# Problem statement
Find every line below where the string "Cumulative" shows up, and copy those lines.

# Data extracts
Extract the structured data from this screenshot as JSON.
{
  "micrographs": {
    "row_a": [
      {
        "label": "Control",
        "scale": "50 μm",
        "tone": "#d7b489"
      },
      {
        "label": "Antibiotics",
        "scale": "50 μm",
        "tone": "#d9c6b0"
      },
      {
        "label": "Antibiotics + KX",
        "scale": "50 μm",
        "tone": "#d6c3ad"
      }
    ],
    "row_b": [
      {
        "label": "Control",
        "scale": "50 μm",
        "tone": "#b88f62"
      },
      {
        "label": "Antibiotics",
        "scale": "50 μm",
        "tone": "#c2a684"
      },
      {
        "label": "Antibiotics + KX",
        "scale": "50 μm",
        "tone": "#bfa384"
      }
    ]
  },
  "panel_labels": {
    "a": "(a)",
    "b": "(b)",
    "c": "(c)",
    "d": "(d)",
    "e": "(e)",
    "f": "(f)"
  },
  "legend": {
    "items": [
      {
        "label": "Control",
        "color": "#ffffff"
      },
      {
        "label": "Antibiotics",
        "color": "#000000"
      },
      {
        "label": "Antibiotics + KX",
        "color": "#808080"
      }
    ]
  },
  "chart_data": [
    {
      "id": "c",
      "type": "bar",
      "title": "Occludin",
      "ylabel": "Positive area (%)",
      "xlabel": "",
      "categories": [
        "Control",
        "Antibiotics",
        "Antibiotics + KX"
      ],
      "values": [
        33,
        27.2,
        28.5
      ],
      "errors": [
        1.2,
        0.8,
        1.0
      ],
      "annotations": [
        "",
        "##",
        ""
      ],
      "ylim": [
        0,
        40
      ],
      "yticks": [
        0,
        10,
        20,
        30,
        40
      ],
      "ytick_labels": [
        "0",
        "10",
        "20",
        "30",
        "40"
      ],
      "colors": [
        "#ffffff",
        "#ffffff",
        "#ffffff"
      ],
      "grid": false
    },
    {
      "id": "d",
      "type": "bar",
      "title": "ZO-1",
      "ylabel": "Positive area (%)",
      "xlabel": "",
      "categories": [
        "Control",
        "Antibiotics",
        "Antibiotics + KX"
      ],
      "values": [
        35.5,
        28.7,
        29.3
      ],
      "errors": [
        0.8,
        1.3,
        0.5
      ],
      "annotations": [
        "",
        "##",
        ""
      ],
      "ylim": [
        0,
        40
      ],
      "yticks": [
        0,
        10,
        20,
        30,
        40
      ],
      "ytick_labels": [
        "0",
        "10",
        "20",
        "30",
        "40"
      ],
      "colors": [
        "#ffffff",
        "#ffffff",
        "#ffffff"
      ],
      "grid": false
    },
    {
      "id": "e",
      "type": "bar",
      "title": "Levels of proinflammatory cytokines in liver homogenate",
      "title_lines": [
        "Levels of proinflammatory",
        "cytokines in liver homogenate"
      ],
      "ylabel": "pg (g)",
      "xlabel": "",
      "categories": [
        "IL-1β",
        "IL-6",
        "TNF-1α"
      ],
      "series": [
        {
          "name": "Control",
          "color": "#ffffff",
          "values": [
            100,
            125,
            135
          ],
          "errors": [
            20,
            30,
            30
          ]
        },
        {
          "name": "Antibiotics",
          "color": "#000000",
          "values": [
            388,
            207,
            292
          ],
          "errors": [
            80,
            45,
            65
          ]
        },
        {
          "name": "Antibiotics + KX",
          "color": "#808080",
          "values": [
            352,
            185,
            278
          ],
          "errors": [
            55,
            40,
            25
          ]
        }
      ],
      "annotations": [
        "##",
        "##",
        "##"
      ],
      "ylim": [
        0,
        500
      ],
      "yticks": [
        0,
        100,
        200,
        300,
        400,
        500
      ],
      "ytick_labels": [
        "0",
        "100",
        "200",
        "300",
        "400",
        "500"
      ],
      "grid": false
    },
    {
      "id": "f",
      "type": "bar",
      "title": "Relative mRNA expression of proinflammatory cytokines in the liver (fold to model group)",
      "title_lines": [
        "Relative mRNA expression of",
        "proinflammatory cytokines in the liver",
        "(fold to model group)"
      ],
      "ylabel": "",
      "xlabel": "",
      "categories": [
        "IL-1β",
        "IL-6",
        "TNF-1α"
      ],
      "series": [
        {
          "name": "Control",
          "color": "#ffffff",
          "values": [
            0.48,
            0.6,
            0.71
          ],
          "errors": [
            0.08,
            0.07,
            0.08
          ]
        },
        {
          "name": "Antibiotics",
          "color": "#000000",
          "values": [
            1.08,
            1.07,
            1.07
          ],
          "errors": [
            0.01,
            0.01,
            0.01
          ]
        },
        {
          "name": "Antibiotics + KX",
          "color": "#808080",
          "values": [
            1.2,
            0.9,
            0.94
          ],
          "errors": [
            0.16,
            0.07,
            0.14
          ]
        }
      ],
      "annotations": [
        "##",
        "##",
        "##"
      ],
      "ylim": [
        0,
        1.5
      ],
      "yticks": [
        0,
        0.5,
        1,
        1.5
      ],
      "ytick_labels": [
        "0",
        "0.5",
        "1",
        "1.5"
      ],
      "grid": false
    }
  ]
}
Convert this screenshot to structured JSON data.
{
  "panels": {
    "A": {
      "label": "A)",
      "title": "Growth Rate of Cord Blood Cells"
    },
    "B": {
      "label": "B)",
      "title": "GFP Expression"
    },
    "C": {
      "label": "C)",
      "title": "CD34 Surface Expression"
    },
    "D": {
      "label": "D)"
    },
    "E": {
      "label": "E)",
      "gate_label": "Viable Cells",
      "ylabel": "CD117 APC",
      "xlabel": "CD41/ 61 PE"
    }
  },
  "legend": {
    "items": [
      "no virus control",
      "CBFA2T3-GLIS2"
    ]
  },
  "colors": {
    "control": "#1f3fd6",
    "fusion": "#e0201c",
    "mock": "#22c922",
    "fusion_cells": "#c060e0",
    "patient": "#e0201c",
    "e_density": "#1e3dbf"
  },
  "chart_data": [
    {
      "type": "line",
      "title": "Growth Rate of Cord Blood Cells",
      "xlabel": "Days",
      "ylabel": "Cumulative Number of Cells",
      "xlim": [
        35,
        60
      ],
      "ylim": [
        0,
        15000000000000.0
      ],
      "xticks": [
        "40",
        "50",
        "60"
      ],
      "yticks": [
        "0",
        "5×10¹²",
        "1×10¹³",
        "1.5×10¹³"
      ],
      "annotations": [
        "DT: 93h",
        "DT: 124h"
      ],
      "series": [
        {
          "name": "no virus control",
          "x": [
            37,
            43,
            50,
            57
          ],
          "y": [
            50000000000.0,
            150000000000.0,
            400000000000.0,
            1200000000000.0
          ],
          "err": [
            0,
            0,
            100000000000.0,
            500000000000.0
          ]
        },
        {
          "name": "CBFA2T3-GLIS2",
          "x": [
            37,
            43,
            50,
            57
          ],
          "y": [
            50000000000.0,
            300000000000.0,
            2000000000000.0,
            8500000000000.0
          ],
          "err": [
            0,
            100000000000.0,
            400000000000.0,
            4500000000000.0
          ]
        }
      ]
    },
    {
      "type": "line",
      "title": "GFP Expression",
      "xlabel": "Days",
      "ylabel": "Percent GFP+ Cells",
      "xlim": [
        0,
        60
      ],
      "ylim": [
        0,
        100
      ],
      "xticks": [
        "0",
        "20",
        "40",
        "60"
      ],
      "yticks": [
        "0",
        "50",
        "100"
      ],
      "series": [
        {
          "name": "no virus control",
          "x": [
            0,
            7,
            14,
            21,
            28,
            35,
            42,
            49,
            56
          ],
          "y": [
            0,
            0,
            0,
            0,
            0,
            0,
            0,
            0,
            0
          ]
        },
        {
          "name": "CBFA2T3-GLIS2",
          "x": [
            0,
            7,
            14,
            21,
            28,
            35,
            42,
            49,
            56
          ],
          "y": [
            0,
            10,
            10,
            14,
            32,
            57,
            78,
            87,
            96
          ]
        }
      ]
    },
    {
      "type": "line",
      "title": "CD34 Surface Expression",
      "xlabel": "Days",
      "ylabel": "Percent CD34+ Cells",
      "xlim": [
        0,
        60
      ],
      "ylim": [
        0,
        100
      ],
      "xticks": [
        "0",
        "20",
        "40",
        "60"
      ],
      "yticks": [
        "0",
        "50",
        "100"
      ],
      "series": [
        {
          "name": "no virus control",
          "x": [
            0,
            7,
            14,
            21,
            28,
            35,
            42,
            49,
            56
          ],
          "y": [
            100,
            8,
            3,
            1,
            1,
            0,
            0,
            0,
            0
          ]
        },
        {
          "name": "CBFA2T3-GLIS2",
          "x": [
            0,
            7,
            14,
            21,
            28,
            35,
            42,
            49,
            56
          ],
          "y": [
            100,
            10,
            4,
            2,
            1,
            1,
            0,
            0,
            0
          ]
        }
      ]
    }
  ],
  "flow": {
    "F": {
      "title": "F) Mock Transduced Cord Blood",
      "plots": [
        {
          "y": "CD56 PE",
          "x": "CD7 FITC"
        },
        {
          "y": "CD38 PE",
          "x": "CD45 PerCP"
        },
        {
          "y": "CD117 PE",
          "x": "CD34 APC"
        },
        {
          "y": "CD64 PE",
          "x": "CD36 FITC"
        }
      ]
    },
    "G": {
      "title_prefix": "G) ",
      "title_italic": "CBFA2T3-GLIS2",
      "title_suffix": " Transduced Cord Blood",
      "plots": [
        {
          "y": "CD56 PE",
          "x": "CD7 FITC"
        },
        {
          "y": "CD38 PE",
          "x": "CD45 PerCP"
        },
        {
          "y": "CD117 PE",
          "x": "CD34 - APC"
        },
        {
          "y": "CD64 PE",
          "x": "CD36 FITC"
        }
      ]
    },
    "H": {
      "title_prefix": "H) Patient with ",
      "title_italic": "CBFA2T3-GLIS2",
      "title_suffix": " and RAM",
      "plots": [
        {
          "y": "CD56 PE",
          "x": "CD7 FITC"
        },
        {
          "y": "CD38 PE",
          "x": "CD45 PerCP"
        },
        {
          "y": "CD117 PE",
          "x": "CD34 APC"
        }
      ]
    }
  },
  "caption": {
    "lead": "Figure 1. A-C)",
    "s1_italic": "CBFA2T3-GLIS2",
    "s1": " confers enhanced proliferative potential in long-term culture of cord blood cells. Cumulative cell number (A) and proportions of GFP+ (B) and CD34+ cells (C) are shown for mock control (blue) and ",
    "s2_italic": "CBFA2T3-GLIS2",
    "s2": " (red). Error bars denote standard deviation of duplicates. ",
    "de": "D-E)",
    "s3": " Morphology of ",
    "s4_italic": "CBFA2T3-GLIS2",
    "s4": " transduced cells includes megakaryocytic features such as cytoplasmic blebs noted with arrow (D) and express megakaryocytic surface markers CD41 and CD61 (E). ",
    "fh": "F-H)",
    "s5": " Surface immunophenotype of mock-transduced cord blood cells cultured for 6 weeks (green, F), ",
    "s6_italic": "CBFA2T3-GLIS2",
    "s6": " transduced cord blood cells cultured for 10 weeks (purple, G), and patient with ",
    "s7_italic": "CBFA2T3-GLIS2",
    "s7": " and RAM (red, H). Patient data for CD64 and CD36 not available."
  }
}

# Solution for this task
      "ylabel": "Cumulative Number of Cells",
    "s1": " confers enhanced proliferative potential in long-term culture of cord blood cells. Cumulative cell number (A) and proportions of GFP+ (B) and CD34+ cells (C) are shown for mock control (blue) and ",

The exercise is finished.